EXERCISE INSTRUCTIONS |
Will you give every entry again exactly as it stands?

>> Begin DATA TO USE

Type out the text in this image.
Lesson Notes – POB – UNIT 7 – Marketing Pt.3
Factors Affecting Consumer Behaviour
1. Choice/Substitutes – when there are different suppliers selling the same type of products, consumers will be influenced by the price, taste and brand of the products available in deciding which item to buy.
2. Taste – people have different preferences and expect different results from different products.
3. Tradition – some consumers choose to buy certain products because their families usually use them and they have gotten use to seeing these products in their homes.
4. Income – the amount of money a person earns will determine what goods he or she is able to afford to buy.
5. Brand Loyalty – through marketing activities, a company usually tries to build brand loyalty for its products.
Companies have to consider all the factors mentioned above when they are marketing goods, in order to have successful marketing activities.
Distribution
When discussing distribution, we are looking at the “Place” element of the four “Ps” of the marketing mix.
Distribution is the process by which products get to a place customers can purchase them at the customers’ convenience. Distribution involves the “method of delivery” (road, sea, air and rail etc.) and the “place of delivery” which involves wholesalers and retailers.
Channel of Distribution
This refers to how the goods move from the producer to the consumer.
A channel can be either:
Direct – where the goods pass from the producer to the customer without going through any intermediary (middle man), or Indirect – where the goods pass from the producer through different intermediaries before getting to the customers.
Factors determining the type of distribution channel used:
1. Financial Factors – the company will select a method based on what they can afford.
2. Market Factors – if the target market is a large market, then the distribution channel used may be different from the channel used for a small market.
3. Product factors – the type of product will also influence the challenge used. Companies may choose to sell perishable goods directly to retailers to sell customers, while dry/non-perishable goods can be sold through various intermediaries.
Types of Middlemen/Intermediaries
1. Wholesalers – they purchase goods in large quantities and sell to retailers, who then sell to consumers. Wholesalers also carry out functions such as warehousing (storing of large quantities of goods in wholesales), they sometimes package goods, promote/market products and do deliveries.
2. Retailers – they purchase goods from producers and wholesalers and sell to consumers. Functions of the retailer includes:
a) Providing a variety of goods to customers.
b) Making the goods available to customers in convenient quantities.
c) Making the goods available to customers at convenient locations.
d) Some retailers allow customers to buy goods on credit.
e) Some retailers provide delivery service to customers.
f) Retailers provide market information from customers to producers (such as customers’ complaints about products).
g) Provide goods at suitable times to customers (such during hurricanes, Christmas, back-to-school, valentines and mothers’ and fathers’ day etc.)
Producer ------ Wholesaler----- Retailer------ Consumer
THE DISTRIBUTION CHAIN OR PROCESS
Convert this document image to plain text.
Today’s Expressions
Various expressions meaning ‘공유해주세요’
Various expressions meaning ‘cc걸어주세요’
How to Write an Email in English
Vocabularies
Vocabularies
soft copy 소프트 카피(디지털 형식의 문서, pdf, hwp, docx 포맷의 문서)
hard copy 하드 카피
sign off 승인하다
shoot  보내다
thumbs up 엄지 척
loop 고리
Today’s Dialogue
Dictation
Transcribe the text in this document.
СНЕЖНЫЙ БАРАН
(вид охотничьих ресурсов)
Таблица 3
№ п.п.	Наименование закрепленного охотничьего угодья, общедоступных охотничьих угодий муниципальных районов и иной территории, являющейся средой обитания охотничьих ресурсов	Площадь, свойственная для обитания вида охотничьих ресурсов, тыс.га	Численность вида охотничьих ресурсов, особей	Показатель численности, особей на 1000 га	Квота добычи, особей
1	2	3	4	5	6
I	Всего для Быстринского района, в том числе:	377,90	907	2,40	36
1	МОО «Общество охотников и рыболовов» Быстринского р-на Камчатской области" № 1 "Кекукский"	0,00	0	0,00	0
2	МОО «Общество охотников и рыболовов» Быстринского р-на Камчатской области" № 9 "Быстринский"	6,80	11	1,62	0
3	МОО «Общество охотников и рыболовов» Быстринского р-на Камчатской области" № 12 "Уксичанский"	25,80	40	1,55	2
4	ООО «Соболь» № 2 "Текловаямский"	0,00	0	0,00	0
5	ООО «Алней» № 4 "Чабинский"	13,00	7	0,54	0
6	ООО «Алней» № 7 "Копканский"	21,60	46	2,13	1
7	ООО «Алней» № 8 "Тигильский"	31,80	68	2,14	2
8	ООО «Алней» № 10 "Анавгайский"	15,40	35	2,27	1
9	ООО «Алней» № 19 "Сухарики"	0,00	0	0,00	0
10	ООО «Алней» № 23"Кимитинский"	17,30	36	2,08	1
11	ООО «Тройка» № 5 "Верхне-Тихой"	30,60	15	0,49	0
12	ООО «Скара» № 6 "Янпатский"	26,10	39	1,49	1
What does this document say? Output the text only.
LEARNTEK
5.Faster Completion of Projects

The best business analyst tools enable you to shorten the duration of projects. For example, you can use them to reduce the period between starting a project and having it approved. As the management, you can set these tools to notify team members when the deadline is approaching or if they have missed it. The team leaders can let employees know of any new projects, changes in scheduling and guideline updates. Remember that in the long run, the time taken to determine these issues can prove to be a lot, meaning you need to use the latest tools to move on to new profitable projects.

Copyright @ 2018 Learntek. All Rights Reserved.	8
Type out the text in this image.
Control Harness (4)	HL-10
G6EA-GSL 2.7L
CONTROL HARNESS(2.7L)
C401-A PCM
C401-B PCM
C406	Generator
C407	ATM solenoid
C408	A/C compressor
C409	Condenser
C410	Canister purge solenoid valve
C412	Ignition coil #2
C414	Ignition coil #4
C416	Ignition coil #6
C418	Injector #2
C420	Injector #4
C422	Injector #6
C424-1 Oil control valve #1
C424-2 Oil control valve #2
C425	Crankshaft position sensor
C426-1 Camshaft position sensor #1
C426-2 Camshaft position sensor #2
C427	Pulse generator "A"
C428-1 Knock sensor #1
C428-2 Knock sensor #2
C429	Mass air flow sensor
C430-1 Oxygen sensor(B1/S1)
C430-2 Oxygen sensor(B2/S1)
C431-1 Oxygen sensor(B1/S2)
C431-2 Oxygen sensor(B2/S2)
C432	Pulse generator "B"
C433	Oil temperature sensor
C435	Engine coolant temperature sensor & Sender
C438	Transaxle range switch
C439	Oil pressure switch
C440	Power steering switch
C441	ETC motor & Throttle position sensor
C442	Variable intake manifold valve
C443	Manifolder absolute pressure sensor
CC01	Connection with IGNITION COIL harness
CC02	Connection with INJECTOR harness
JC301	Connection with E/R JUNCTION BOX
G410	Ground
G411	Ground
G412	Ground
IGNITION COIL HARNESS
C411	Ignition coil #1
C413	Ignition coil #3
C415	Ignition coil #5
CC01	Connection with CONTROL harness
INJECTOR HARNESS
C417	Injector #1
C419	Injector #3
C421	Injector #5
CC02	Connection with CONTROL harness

>> End DATA TO USE

RESPONSE |
Type out the text in this image.
Lesson Notes – POB – UNIT 7 – Marketing Pt.3
Factors Affecting Consumer Behaviour
1. Choice/Substitutes – when there are different suppliers selling the same type of products, consumers will be influenced by the price, taste and brand of the products available in deciding which item to buy.
2. Taste – people have different preferences and expect different results from different products.
3. Tradition – some consumers choose to buy certain products because their families usually use them and they have gotten use to seeing these products in their homes.
4. Income – the amount of money a person earns will determine what goods he or she is able to afford to buy.
5. Brand Loyalty – through marketing activities, a company usually tries to build brand loyalty for its products.
Companies have to consider all the factors mentioned above when they are marketing goods, in order to have successful marketing activities.
Distribution
When discussing distribution, we are looking at the “Place” element of the four “Ps” of the marketing mix.
Distribution is the process by which products get to a place customers can purchase them at the customers’ convenience. Distribution involves the “method of delivery” (road, sea, air and rail etc.) and the “place of delivery” which involves wholesalers and retailers.
Channel of Distribution
This refers to how the goods move from the producer to the consumer.
A channel can be either:
Direct – where the goods pass from the producer to the customer without going through any intermediary (middle man), or Indirect – where the goods pass from the producer through different intermediaries before getting to the customers.
Factors determining the type of distribution channel used:
1. Financial Factors – the company will select a method based on what they can afford.
2. Market Factors – if the target market is a large market, then the distribution channel used may be different from the channel used for a small market.
3. Product factors – the type of product will also influence the challenge used. Companies may choose to sell perishable goods directly to retailers to sell customers, while dry/non-perishable goods can be sold through various intermediaries.
Types of Middlemen/Intermediaries
1. Wholesalers – they purchase goods in large quantities and sell to retailers, who then sell to consumers. Wholesalers also carry out functions such as warehousing (storing of large quantities of goods in wholesales), they sometimes package goods, promote/market products and do deliveries.
2. Retailers – they purchase goods from producers and wholesalers and sell to consumers. Functions of the retailer includes:
a) Providing a variety of goods to customers.
b) Making the goods available to customers in convenient quantities.
c) Making the goods available to customers at convenient locations.
d) Some retailers allow customers to buy goods on credit.
e) Some retailers provide delivery service to customers.
f) Retailers provide market information from customers to producers (such as customers’ complaints about products).
g) Provide goods at suitable times to customers (such during hurricanes, Christmas, back-to-school, valentines and mothers’ and fathers’ day etc.)
Producer ------ Wholesaler----- Retailer------ Consumer
THE DISTRIBUTION CHAIN OR PROCESS
Convert this document image to plain text.
Today’s Expressions
Various expressions meaning ‘공유해주세요’
Various expressions meaning ‘cc걸어주세요’
How to Write an Email in English
Vocabularies
Vocabularies
soft copy 소프트 카피(디지털 형식의 문서, pdf, hwp, docx 포맷의 문서)
hard copy 하드 카피
sign off 승인하다
shoot  보내다
thumbs up 엄지 척
loop 고리
Today’s Dialogue
Dictation
Transcribe the text in this document.
СНЕЖНЫЙ БАРАН
(вид охотничьих ресурсов)
Таблица 3
№ п.п.	Наименование закрепленного охотничьего угодья, общедоступных охотничьих угодий муниципальных районов и иной территории, являющейся средой обитания охотничьих ресурсов	Площадь, свойственная для обитания вида охотничьих ресурсов, тыс.га	Численность вида охотничьих ресурсов, особей	Показатель численности, особей на 1000 га	Квота добычи, особей
1	2	3	4	5	6
I	Всего для Быстринского района, в том числе:	377,90	907	2,40	36
1	МОО «Общество охотников и рыболовов» Быстринского р-на Камчатской области" № 1 "Кекукский"	0,00	0	0,00	0
2	МОО «Общество охотников и рыболовов» Быстринского р-на Камчатской области" № 9 "Быстринский"	6,80	11	1,62	0
3	МОО «Общество охотников и рыболовов» Быстринского р-на Камчатской области" № 12 "Уксичанский"	25,80	40	1,55	2
4	ООО «Соболь» № 2 "Текловаямский"	0,00	0	0,00	0
5	ООО «Алней» № 4 "Чабинский"	13,00	7	0,54	0
6	ООО «Алней» № 7 "Копканский"	21,60	46	2,13	1
7	ООО «Алней» № 8 "Тигильский"	31,80	68	2,14	2
8	ООО «Алней» № 10 "Анавгайский"	15,40	35	2,27	1
9	ООО «Алней» № 19 "Сухарики"	0,00	0	0,00	0
10	ООО «Алней» № 23"Кимитинский"	17,30	36	2,08	1
11	ООО «Тройка» № 5 "Верхне-Тихой"	30,60	15	0,49	0
12	ООО «Скара» № 6 "Янпатский"	26,10	39	1,49	1
What does this document say? Output the text only.
LEARNTEK
5.Faster Completion of Projects

The best business analyst tools enable you to shorten the duration of projects. For example, you can use them to reduce the period between starting a project and having it approved. As the management, you can set these tools to notify team members when the deadline is approaching or if they have missed it. The team leaders can let employees know of any new projects, changes in scheduling and guideline updates. Remember that in the long run, the time taken to determine these issues can prove to be a lot, meaning you need to use the latest tools to move on to new profitable projects.

Copyright @ 2018 Learntek. All Rights Reserved.	8
Type out the text in this image.
Control Harness (4)	HL-10
G6EA-GSL 2.7L
CONTROL HARNESS(2.7L)
C401-A PCM
C401-B PCM
C406	Generator
C407	ATM solenoid
C408	A/C compressor
C409	Condenser
C410	Canister purge solenoid valve
C412	Ignition coil #2
C414	Ignition coil #4
C416	Ignition coil #6
C418	Injector #2
C420	Injector #4
C422	Injector #6
C424-1 Oil control valve #1
C424-2 Oil control valve #2
C425	Crankshaft position sensor
C426-1 Camshaft position sensor #1
C426-2 Camshaft position sensor #2
C427	Pulse generator "A"
C428-1 Knock sensor #1
C428-2 Knock sensor #2
C429	Mass air flow sensor
C430-1 Oxygen sensor(B1/S1)
C430-2 Oxygen sensor(B2/S1)
C431-1 Oxygen sensor(B1/S2)
C431-2 Oxygen sensor(B2/S2)
C432	Pulse generator "B"
C433	Oil temperature sensor
C435	Engine coolant temperature sensor & Sender
C438	Transaxle range switch
C439	Oil pressure switch
C440	Power steering switch
C441	ETC motor & Throttle position sensor
C442	Variable intake manifold valve
C443	Manifolder absolute pressure sensor
CC01	Connection with IGNITION COIL harness
CC02	Connection with INJECTOR harness
JC301	Connection with E/R JUNCTION BOX
G410	Ground
G411	Ground
G412	Ground
IGNITION COIL HARNESS
C411	Ignition coil #1
C413	Ignition coil #3
C415	Ignition coil #5
CC01	Connection with CONTROL harness
INJECTOR HARNESS
C417	Injector #1
C419	Injector #3
C421	Injector #5
CC02	Connection with CONTROL harness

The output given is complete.